- Supplied passage
[BEGIN]

Last week found me in Shanghai participating in the eARTS Festival 2008, a city-wide endeavor with the theme of “Urbanized Landscape.” The festival’s stated goals include the bringing together of art and technology, fusing tradition and modernity, providing a major international platform for artists from around the world, and reaching traditional and new audiences. While much of the art presented around the city fell into the broad categories of media art, installations, interactive sculptures, and so forth, there was a significant performance component and I was glad to have been invited to join. My participation included two performances as part of three evenings of electronic and computer music and visuals curated by Dajuin Yao.
Yao is a composer, artist, radio and music producer who studied art history at the University of California, Berkeley. He co-founded the Chinese Computer Music Association, in addition to his involvement in other important endeavors. Now a professor at China National Academy of Fine Arts, he’s a pioneer in Chinese concrete poetry and web art, and has worked tirelessly cross-pollinating Chinese sound artists with their international colleagues. The three evenings of performances Yao put together brought composers and musicians from the US, Europe, and Japan together with artists from disparate parts of China.
The setting for the three concerts was on the banks of the Zhangjiabang River in the ultra-modern district of Pudong, which looks like something straight out of Fritz Lang. With the audience on bleachers on one bank and the artists on stage across the water separated by 30 meters or so, huge video projections supplemented the performances and improved the sightlines. Hearing was no problem, as an excellent sound system was brought in for the events. Although I was sometimes backstage awaiting my own cues, I was often able to join the crowds on the audience side and take in much of the rest of the activities.
One of the highlights included Masayuki Akamatsu’s Snowflakes, an interactive piece for which audience members were encouraged to bring their own iPhones and perform together with a group onstage, all using a special iPhone app that Akamatsu designed and made available before the start of the festival. The work actually saw two performances, the first having been summarily and prematurely terminated by orders from a top Party official when a cadre of VIPs and party members had to move on to their next ceremonial appearance elsewhere in the festival.

[END]

- Data listing
[BEGIN]

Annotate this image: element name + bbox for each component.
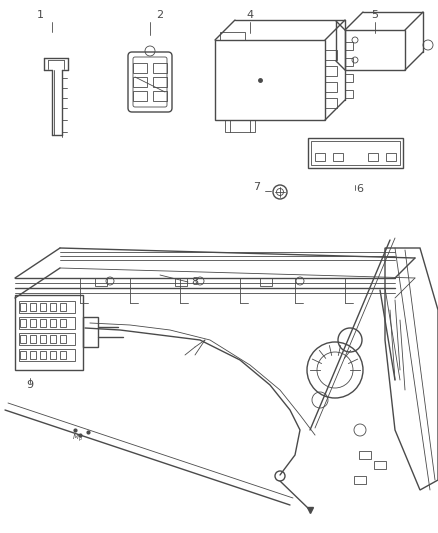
Bar (50, 335, 56, 343)
Bar (225, 120, 255, 132)
Bar (19, 349, 75, 361)
Bar (315, 153, 325, 161)
Bar (30, 351, 36, 359)
Bar (30, 319, 36, 327)
Bar (260, 278, 272, 286)
Bar (345, 42, 353, 50)
Bar (19, 333, 75, 345)
Bar (20, 303, 26, 311)
Bar (374, 461, 386, 469)
Text: $M_{p}$: $M_{p}$ (72, 433, 83, 444)
Bar (368, 153, 378, 161)
Bar (20, 351, 26, 359)
Bar (325, 82, 337, 92)
Bar (133, 77, 147, 87)
Text: 2: 2 (156, 10, 163, 20)
Bar (40, 351, 46, 359)
Bar (60, 303, 66, 311)
Bar (325, 98, 337, 108)
Bar (220, 32, 245, 40)
Text: 6: 6 (357, 184, 364, 194)
Bar (359, 451, 371, 459)
Bar (133, 91, 147, 101)
Bar (386, 153, 396, 161)
Bar (30, 335, 36, 343)
Bar (311, 141, 400, 165)
Bar (215, 40, 325, 120)
Bar (175, 278, 187, 286)
Bar (60, 319, 66, 327)
Bar (60, 335, 66, 343)
Bar (345, 74, 353, 82)
Bar (60, 351, 66, 359)
Text: 7: 7 (254, 182, 261, 192)
Bar (133, 63, 147, 73)
Bar (40, 319, 46, 327)
Bar (50, 351, 56, 359)
Bar (153, 63, 167, 73)
Bar (15, 295, 83, 370)
Bar (19, 317, 75, 329)
Bar (153, 91, 167, 101)
Bar (345, 90, 353, 98)
Bar (354, 476, 366, 484)
Bar (20, 335, 26, 343)
Text: 1: 1 (36, 10, 43, 20)
Bar (50, 303, 56, 311)
Bar (308, 138, 403, 168)
Text: 4: 4 (247, 10, 254, 20)
Bar (345, 58, 353, 66)
Bar (333, 153, 343, 161)
Text: 8: 8 (191, 277, 198, 287)
Bar (50, 319, 56, 327)
Bar (20, 319, 26, 327)
Bar (30, 303, 36, 311)
Bar (19, 301, 75, 313)
Bar (40, 303, 46, 311)
Bar (325, 50, 337, 60)
Bar (83, 317, 98, 347)
Bar (95, 278, 107, 286)
Text: 9: 9 (26, 380, 34, 390)
Bar (325, 66, 337, 76)
Bar (153, 77, 167, 87)
Text: 5: 5 (371, 10, 378, 20)
Bar (40, 335, 46, 343)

[END]

- Tasks
- 1) Revise the eARTS Festival account from the part that opens with the words containing "Last week found" and closes with "by Dajuin Yao.", swapping "Shanghai" for "Beijing".
- 2) According to the eARTS Festival account, at which university did Dajuin Yao study art history?
- 3) Pick up the eARTS Festival account after its last sentence and keep writing.
You won't need the records for any of this.

- Final answers
- 1)
Last week found me in Beijing participating in the eARTS Festival 2008, a city-wide endeavor with the theme of “Urbanized Landscape.” The festival’s stated goals include the bringing together of art and technology, fusing tradition and modernity, providing a major international platform for artists from around the world, and reaching traditional and new audiences. While much of the art presented around the city fell into the broad categories of media art, installations, interactive sculptures, and so forth, there was a significant performance component and I was glad to have been invited to join. My participation included two performances as part of three evenings of electronic and computer music and visuals curated by Dajuin Yao.

- 2) The University of California, Berkeley.

- 3)
Wang Chanchun, a composer who uses algorithmic techniques in his solo piano work, performed on a disklavier (the MIDI controllable piano from Yamaha), via laptop. Although the piano was onstage, technical gremlins prevented it from being utilized and so the composer resorted to using his computer’s excellent piano samples to perform the piece instead. It was a bit of a Milli Vanilli moment, but many of us didn’t notice the disconnect from our position across the river and, in any case, the quality of the music was satisfying enough. Wang has found a way to make automated processes melodically and harmonically compelling, and has a good sense of structure and formal coherence.
The group BoPoMoFo did a kind of live online chat creating a parallel universe of keyboard neumonics. The term Bopomofo is a phonetic system for transcribing Chinese, especially Mandarin, for people learning to read, write, or speak it. The five members are set up at a long table onstage and all wear webcams on their heads which feeds a video screen behind them, giving their POV like racecar drivers on ESPN. As they type, text-to-speech software converts their keystrokes to sound, and these layer and build, then start doing insane pitch excursions. Conceptually interesting and fun, but not particularly exalted musically.
From the San Francisco Bay Area, Laetitia Sonami is the antithesis of the laptoppers who preceded her. For many years her instrument has been the cyborgic “Lady’s Glove,” a network of sensors and switches which she wears on her arm like, well, a lady’s glove. Her work is based fundamentally on gesture and one often can detect the correlation of physical gestures to musical ones, although they are never predictable. Laetitia’s work is characterized by a great subtlety of sound and use of musical space. It was a beautiful performance undermined somewhat by the audience’s noisiness in the midst of a public outdoor setting.
Ulf Langheinrich’s composition combining wide screen video imagery and computer sound was one of the more controversial pieces presented in the three evenings. Langheinrich is a co-founder of the media art unit called Granular Synthesis which has created a number of large-scale immersive installations that have been staples at festivals like Ars Electronica in Linz. Langheinrich has a number of solo projects aimed at achieving a direct sensory impact which “focus on creating specific modulations of the projected material in time and in the projection-space, and effecting interference movements between the perceptive and processing potential of the eye-brain-apparatus.” Slowly developing and modulating almost imperceptibly over time, the abstracted sounds and images, mostly color fields and subtle shadings, produce a slowly emerging feeling of dimensionality. Langheinrich’s work needed concentration and attention to succeed, and in that sense was a bit undermined by the outdoor venue, with its ambient lighting conditions, video screen with prominent gridlines, and extraneous noises throughout. Nonetheless, this was one of my favorite pieces on the program and I hope I might have a chance to experience it again under optimal circumstances.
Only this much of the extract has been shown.